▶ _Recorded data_
================
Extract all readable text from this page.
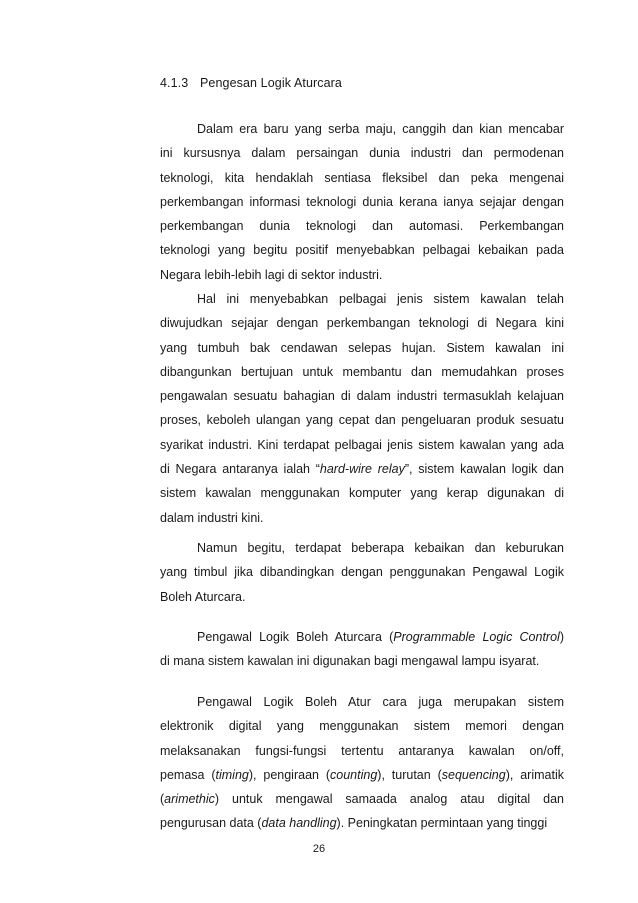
4.1.3 Pengesan Logik Aturcara
Dalam era baru yang serba maju, canggih dan kian mencabar
ini kursusnya dalam persaingan dunia industri dan permodenan
teknologi, kita hendaklah sentiasa fleksibel dan peka mengenai
perkembangan informasi teknologi dunia kerana ianya sejajar dengan
perkembangan dunia teknologi dan automasi. Perkembangan
teknologi yang begitu positif menyebabkan pelbagai kebaikan pada
Negara lebih-lebih lagi di sektor industri.
Hal ini menyebabkan pelbagai jenis sistem kawalan telah
diwujudkan sejajar dengan perkembangan teknologi di Negara kini
yang tumbuh bak cendawan selepas hujan. Sistem kawalan ini
dibangunkan bertujuan untuk membantu dan memudahkan proses
pengawalan sesuatu bahagian di dalam industri termasuklah kelajuan
proses, keboleh ulangan yang cepat dan pengeluaran produk sesuatu
syarikat industri. Kini terdapat pelbagai jenis sistem kawalan yang ada
di Negara antaranya ialah “hard-wire relay”, sistem kawalan logik dan
sistem kawalan menggunakan komputer yang kerap digunakan di
dalam industri kini.
Namun begitu, terdapat beberapa kebaikan dan keburukan
yang timbul jika dibandingkan dengan penggunakan Pengawal Logik
Boleh Aturcara.
Pengawal Logik Boleh Aturcara (Programmable Logic Control)
di mana sistem kawalan ini digunakan bagi mengawal lampu isyarat.
Pengawal Logik Boleh Atur cara juga merupakan sistem
elektronik digital yang menggunakan sistem memori dengan
melaksanakan fungsi-fungsi tertentu antaranya kawalan on/off,
pemasa (timing), pengiraan (counting), turutan (sequencing), arimatik
(arimethic) untuk mengawal samaada analog atau digital dan
pengurusan data (data handling). Peningkatan permintaan yang tinggi
26
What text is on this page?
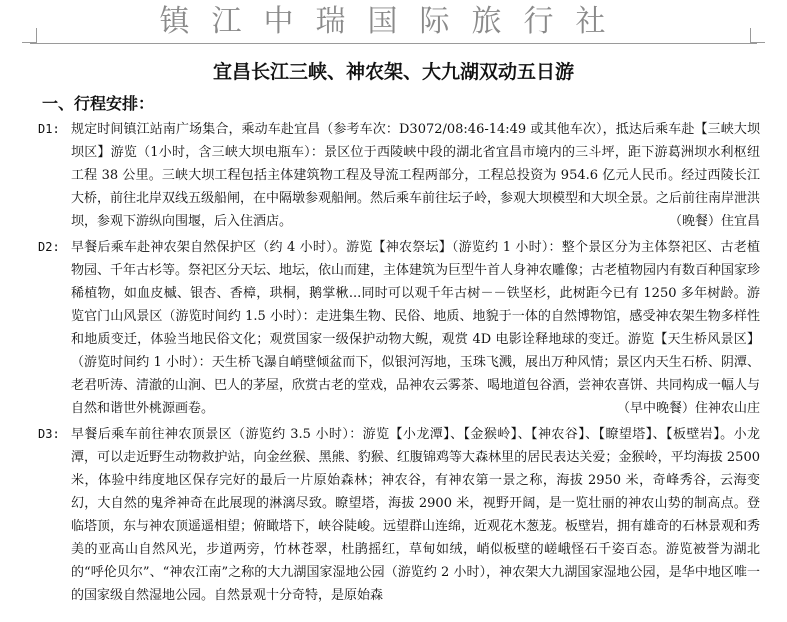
镇江中瑞国际旅行社
宜昌长江三峡、神农架、大九湖双动五日游
一、行程安排：

D1: 规定时间镇江站南广场集合，乘动车赴宜昌（参考车次：D3072/08:46-14:49 或其他车次），抵达后乘车赴【三峡大坝坝区】游览（1小时，含三峡大坝电瓶车）：景区位于西陵峡中段的湖北省宜昌市境内的三斗坪，距下游葛洲坝水利枢纽工程 38 公里。三峡大坝工程包括主体建筑物工程及导流工程两部分，工程总投资为 954.6 亿元人民币。经过西陵长江大桥，前往北岸双线五级船闸，在中隔墩参观船闸。然后乘车前往坛子岭，参观大坝模型和大坝全景。之后前往南岸泄洪坝，参观下游纵向围堰，后入住酒店。	（晚餐）住宜昌

D2: 早餐后乘车赴神农架自然保护区（约 4 小时）。游览【神农祭坛】（游览约 1 小时）：整个景区分为主体祭祀区、古老植物园、千年古杉等。祭祀区分天坛、地坛，依山而建，主体建筑为巨型牛首人身神农雕像；古老植物园内有数百种国家珍稀植物，如血皮槭、银杏、香樟，珙桐，鹅掌楸...同时可以观千年古树－－铁坚杉，此树距今已有 1250 多年树龄。游览官门山风景区（游览时间约 1.5 小时）：走进集生物、民俗、地质、地貌于一体的自然博物馆，感受神农架生物多样性和地质变迁，体验当地民俗文化；观赏国家一级保护动物大鲵，观赏 4D 电影诠释地球的变迁。游览【天生桥风景区】（游览时间约 1 小时）：天生桥飞瀑自峭壁倾盆而下，似银河泻地，玉珠飞溅，展出万种风情；景区内天生石桥、阴潭、老君听涛、清澈的山涧、巴人的茅屋，欣赏古老的堂戏，品神农云雾茶、喝地道包谷酒，尝神农喜饼、共同构成一幅人与自然和谐世外桃源画卷。	（早中晚餐）住神农山庄

D3: 早餐后乘车前往神农顶景区（游览约 3.5 小时）：游览【小龙潭】、【金猴岭】、【神农谷】、【瞭望塔】、【板壁岩】。小龙潭，可以走近野生动物救护站，向金丝猴、黑熊、豹猴、红腹锦鸡等大森林里的居民表达关爱；金猴岭，平均海拔 2500 米，体验中纬度地区保存完好的最后一片原始森林；神农谷，有神农第一景之称，海拔 2950 米，奇峰秀谷，云海变幻，大自然的鬼斧神奇在此展现的淋漓尽致。瞭望塔，海拔 2900 米，视野开阔，是一览壮丽的神农山势的制高点。登临塔顶，东与神农顶遥遥相望；俯瞰塔下，峡谷陡峻。远望群山连绵，近观花木葱茏。板壁岩，拥有雄奇的石林景观和秀美的亚高山自然风光，步道两旁，竹林苍翠，杜鹃摇红，草甸如绒，峭似板壁的嵯峨怪石千姿百态。游览被誉为湖北的“呼伦贝尔”、“神农江南”之称的大九湖国家湿地公园（游览约 2 小时），神农架大九湖国家湿地公园，是华中地区唯一的国家级自然湿地公园。自然景观十分奇特，是原始森
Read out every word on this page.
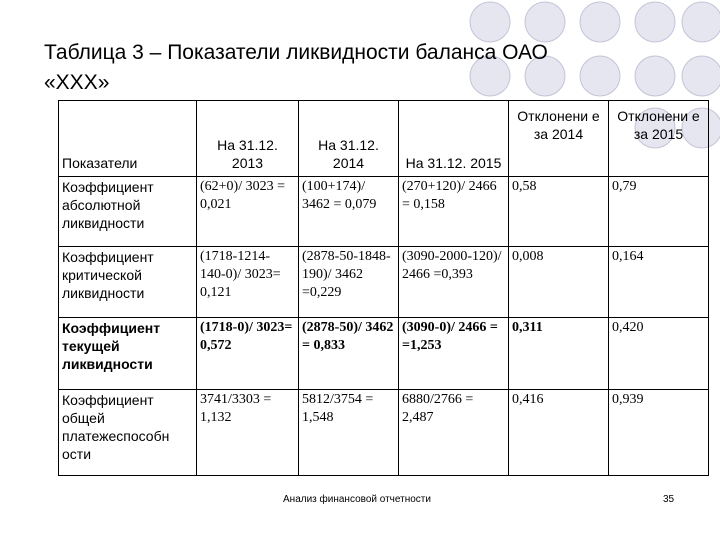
Таблица 3 – Показатели ликвидности баланса ОАО
«ХХХ»
Показатели	На 31.12. 2013	На 31.12. 2014	На 31.12. 2015	Отклонени е за 2014	Отклонени е за 2015
Коэффициент абсолютной ликвидности	(62+0)/ 3023 = 0,021	(100+174)/ 3462 = 0,079	(270+120)/ 2466 = 0,158	0,58	0,79
Коэффициент критической ликвидности	(1718-1214-140-0)/ 3023= 0,121	(2878-50-1848-190)/ 3462 =0,229	(3090-2000-120)/ 2466 =0,393	0,008	0,164
Коэффициент текущей ликвидности	(1718-0)/ 3023= 0,572	(2878-50)/ 3462 = 0,833	(3090-0)/ 2466 = =1,253	0,311	0,420
Коэффициент общей платежеспособн ости	3741/3303 = 1,132	5812/3754 = 1,548	6880/2766 = 2,487	0,416	0,939
Анализ финансовой отчетности	35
================
Count the lines above in which the word "dunia" appears, then state only that count.

▶ _Solution to this task_
3